### GOAL OF THE EXERCISE
Go through the material and pull out every line with the string "本报记者" in it.

A run of records

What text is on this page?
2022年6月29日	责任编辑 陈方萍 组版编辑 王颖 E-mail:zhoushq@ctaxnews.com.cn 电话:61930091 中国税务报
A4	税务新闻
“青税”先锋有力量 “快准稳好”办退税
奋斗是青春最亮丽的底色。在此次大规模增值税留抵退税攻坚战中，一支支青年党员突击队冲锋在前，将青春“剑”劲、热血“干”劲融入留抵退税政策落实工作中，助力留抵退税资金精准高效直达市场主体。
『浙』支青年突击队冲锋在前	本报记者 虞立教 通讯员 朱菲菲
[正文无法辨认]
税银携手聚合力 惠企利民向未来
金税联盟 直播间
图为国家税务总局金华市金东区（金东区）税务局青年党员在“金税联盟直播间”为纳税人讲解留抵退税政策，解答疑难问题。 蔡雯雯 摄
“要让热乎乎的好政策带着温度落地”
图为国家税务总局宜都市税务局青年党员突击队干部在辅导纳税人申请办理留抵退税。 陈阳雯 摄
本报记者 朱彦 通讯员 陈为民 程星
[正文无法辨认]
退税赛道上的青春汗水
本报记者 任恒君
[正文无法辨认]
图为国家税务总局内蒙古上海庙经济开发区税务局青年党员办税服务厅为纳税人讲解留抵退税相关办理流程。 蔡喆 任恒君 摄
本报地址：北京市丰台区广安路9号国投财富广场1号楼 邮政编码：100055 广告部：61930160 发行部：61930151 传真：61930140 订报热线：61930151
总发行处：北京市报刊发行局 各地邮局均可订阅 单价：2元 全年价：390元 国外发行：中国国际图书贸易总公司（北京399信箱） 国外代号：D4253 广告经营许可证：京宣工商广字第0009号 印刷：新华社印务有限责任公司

### ANSWER TO THE TASK
『浙』支青年突击队冲锋在前	本报记者 虞立教 通讯员 朱菲菲
本报记者 朱彦 通讯员 陈为民 程星
本报记者 任恒君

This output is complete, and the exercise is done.